Directive:
For this exercise, repeat all of the material verbatim apart from its images.

---

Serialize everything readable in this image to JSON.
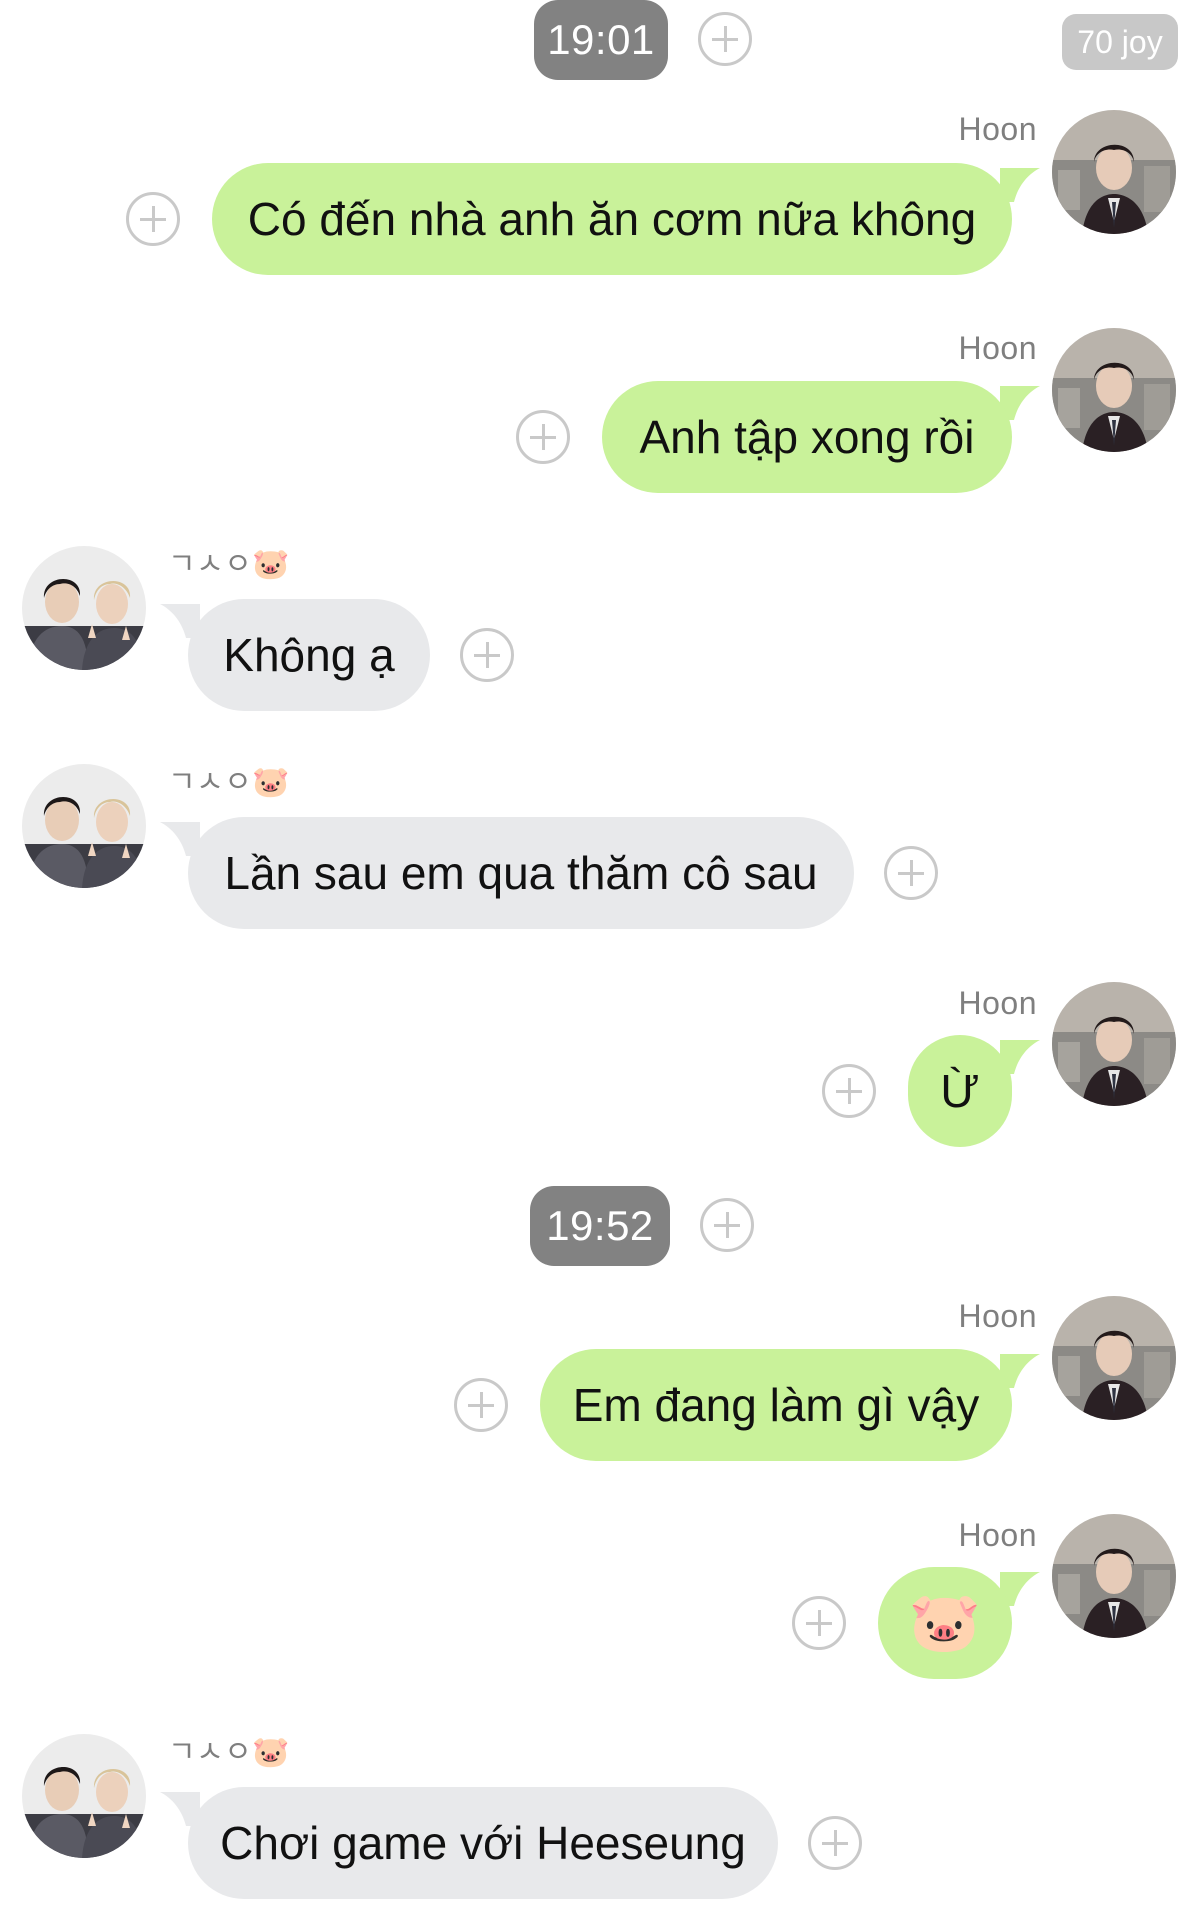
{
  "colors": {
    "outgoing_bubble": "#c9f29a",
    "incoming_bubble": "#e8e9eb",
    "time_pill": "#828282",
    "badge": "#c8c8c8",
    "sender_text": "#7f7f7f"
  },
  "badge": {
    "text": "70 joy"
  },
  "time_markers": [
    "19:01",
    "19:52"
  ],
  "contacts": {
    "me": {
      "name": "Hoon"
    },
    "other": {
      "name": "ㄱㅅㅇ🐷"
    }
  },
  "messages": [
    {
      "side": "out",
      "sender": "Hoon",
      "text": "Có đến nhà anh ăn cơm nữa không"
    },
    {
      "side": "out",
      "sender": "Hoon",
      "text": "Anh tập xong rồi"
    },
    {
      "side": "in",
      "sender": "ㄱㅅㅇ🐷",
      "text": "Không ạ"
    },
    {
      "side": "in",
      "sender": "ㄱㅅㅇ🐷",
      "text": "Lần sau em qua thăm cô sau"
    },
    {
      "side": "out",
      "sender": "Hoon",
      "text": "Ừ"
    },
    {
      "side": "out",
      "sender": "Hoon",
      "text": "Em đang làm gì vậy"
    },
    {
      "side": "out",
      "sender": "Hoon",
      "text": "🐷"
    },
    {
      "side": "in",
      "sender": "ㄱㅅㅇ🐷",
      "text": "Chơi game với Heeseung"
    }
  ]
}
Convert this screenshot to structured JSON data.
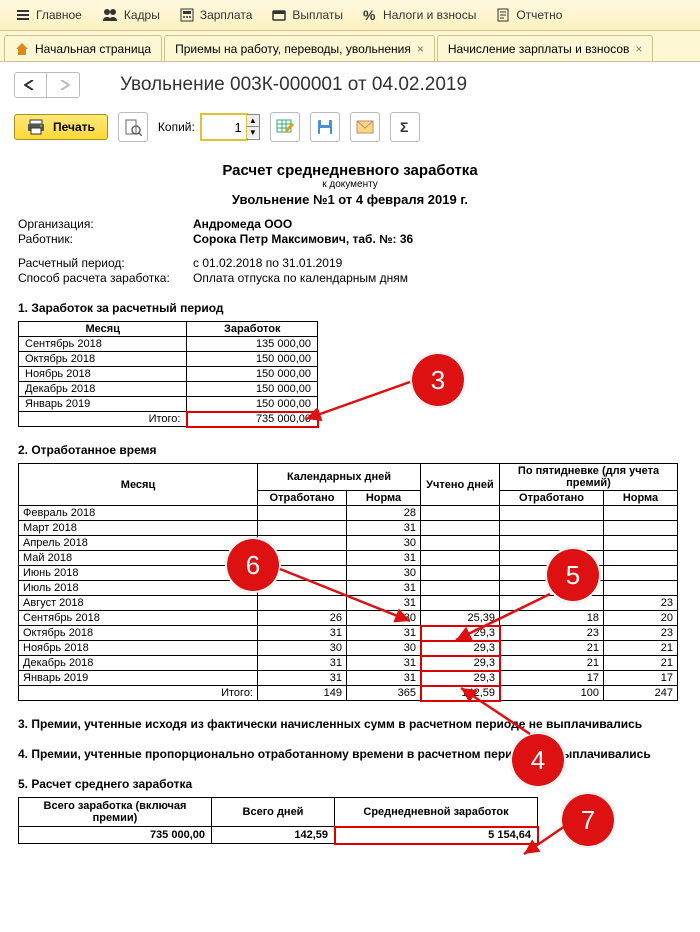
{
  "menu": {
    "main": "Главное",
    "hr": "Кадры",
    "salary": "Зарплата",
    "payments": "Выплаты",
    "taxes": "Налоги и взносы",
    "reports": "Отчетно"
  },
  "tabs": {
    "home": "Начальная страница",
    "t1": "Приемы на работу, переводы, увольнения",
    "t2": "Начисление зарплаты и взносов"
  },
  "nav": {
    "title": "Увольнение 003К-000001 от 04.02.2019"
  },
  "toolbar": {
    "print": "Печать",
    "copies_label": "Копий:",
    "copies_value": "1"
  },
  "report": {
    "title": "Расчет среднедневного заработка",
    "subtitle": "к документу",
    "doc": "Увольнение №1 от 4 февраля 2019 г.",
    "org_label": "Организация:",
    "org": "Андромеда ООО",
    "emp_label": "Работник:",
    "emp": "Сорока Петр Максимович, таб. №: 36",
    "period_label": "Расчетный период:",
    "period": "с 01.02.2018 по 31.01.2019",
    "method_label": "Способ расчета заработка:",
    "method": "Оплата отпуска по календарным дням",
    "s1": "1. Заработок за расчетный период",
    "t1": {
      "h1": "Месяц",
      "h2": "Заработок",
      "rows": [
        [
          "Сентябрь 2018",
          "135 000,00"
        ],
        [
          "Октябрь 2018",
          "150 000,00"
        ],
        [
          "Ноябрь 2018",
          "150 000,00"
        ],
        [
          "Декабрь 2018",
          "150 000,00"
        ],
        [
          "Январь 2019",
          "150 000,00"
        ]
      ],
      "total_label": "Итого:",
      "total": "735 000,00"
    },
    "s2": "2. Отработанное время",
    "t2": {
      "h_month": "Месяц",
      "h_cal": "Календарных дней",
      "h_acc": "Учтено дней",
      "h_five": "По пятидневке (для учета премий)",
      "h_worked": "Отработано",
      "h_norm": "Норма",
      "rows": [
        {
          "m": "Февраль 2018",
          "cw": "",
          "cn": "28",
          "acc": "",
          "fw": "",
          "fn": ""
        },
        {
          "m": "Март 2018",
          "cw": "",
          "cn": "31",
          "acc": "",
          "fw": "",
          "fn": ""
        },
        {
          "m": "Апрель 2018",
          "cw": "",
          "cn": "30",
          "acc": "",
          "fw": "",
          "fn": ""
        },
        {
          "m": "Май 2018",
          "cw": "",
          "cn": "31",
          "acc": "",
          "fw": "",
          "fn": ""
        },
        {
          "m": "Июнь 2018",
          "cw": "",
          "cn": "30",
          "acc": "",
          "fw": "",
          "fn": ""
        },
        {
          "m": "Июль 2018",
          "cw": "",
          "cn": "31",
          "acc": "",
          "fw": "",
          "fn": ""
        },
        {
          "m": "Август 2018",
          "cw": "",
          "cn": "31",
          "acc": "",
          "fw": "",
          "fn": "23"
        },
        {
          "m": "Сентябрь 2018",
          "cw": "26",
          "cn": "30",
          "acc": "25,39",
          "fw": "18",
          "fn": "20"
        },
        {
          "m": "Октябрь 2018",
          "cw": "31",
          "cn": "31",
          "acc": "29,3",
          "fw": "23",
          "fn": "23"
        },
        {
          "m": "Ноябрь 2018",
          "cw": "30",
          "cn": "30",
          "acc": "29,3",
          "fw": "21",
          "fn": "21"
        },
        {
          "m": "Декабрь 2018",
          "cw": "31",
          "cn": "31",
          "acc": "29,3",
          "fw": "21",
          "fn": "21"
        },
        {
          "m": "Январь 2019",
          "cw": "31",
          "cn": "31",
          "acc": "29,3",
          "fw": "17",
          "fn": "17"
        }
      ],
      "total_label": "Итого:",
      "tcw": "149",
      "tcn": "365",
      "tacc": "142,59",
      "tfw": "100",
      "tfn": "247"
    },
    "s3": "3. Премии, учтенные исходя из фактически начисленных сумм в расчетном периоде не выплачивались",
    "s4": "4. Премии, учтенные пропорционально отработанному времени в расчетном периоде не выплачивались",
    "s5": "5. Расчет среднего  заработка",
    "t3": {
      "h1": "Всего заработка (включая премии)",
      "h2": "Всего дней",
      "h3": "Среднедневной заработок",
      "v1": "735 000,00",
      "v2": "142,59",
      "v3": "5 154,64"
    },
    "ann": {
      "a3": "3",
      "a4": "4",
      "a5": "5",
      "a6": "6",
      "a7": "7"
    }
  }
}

---

Response to this task:
Serialize everything readable in this image to JSON.
{
  "colors": {
    "outgoing_bubble": "#c9f29a",
    "incoming_bubble": "#e8e9eb",
    "time_pill": "#828282",
    "badge": "#c8c8c8",
    "sender_text": "#7f7f7f"
  },
  "badge": {
    "text": "70 joy"
  },
  "time_markers": [
    "19:01",
    "19:52"
  ],
  "contacts": {
    "me": {
      "name": "Hoon"
    },
    "other": {
      "name": "ㄱㅅㅇ🐷"
    }
  },
  "messages": [
    {
      "side": "out",
      "sender": "Hoon",
      "text": "Có đến nhà anh ăn cơm nữa không"
    },
    {
      "side": "out",
      "sender": "Hoon",
      "text": "Anh tập xong rồi"
    },
    {
      "side": "in",
      "sender": "ㄱㅅㅇ🐷",
      "text": "Không ạ"
    },
    {
      "side": "in",
      "sender": "ㄱㅅㅇ🐷",
      "text": "Lần sau em qua thăm cô sau"
    },
    {
      "side": "out",
      "sender": "Hoon",
      "text": "Ừ"
    },
    {
      "side": "out",
      "sender": "Hoon",
      "text": "Em đang làm gì vậy"
    },
    {
      "side": "out",
      "sender": "Hoon",
      "text": "🐷"
    },
    {
      "side": "in",
      "sender": "ㄱㅅㅇ🐷",
      "text": "Chơi game với Heeseung"
    }
  ]
}
Convert this screenshot to structured JSON data.
{
  "menu": {
    "main": "Главное",
    "hr": "Кадры",
    "salary": "Зарплата",
    "payments": "Выплаты",
    "taxes": "Налоги и взносы",
    "reports": "Отчетно"
  },
  "tabs": {
    "home": "Начальная страница",
    "t1": "Приемы на работу, переводы, увольнения",
    "t2": "Начисление зарплаты и взносов"
  },
  "nav": {
    "title": "Увольнение 003К-000001 от 04.02.2019"
  },
  "toolbar": {
    "print": "Печать",
    "copies_label": "Копий:",
    "copies_value": "1"
  },
  "report": {
    "title": "Расчет среднедневного заработка",
    "subtitle": "к документу",
    "doc": "Увольнение №1 от 4 февраля 2019 г.",
    "org_label": "Организация:",
    "org": "Андромеда ООО",
    "emp_label": "Работник:",
    "emp": "Сорока Петр Максимович, таб. №: 36",
    "period_label": "Расчетный период:",
    "period": "с 01.02.2018 по 31.01.2019",
    "method_label": "Способ расчета заработка:",
    "method": "Оплата отпуска по календарным дням",
    "s1": "1. Заработок за расчетный период",
    "t1": {
      "h1": "Месяц",
      "h2": "Заработок",
      "rows": [
        [
          "Сентябрь 2018",
          "135 000,00"
        ],
        [
          "Октябрь 2018",
          "150 000,00"
        ],
        [
          "Ноябрь 2018",
          "150 000,00"
        ],
        [
          "Декабрь 2018",
          "150 000,00"
        ],
        [
          "Январь 2019",
          "150 000,00"
        ]
      ],
      "total_label": "Итого:",
      "total": "735 000,00"
    },
    "s2": "2. Отработанное время",
    "t2": {
      "h_month": "Месяц",
      "h_cal": "Календарных дней",
      "h_acc": "Учтено дней",
      "h_five": "По пятидневке (для учета премий)",
      "h_worked": "Отработано",
      "h_norm": "Норма",
      "rows": [
        {
          "m": "Февраль 2018",
          "cw": "",
          "cn": "28",
          "acc": "",
          "fw": "",
          "fn": ""
        },
        {
          "m": "Март 2018",
          "cw": "",
          "cn": "31",
          "acc": "",
          "fw": "",
          "fn": ""
        },
        {
          "m": "Апрель 2018",
          "cw": "",
          "cn": "30",
          "acc": "",
          "fw": "",
          "fn": ""
        },
        {
          "m": "Май 2018",
          "cw": "",
          "cn": "31",
          "acc": "",
          "fw": "",
          "fn": ""
        },
        {
          "m": "Июнь 2018",
          "cw": "",
          "cn": "30",
          "acc": "",
          "fw": "",
          "fn": ""
        },
        {
          "m": "Июль 2018",
          "cw": "",
          "cn": "31",
          "acc": "",
          "fw": "",
          "fn": ""
        },
        {
          "m": "Август 2018",
          "cw": "",
          "cn": "31",
          "acc": "",
          "fw": "",
          "fn": "23"
        },
        {
          "m": "Сентябрь 2018",
          "cw": "26",
          "cn": "30",
          "acc": "25,39",
          "fw": "18",
          "fn": "20"
        },
        {
          "m": "Октябрь 2018",
          "cw": "31",
          "cn": "31",
          "acc": "29,3",
          "fw": "23",
          "fn": "23"
        },
        {
          "m": "Ноябрь 2018",
          "cw": "30",
          "cn": "30",
          "acc": "29,3",
          "fw": "21",
          "fn": "21"
        },
        {
          "m": "Декабрь 2018",
          "cw": "31",
          "cn": "31",
          "acc": "29,3",
          "fw": "21",
          "fn": "21"
        },
        {
          "m": "Январь 2019",
          "cw": "31",
          "cn": "31",
          "acc": "29,3",
          "fw": "17",
          "fn": "17"
        }
      ],
      "total_label": "Итого:",
      "tcw": "149",
      "tcn": "365",
      "tacc": "142,59",
      "tfw": "100",
      "tfn": "247"
    },
    "s3": "3. Премии, учтенные исходя из фактически начисленных сумм в расчетном периоде не выплачивались",
    "s4": "4. Премии, учтенные пропорционально отработанному времени в расчетном периоде не выплачивались",
    "s5": "5. Расчет среднего  заработка",
    "t3": {
      "h1": "Всего заработка (включая премии)",
      "h2": "Всего дней",
      "h3": "Среднедневной заработок",
      "v1": "735 000,00",
      "v2": "142,59",
      "v3": "5 154,64"
    },
    "ann": {
      "a3": "3",
      "a4": "4",
      "a5": "5",
      "a6": "6",
      "a7": "7"
    }
  }
}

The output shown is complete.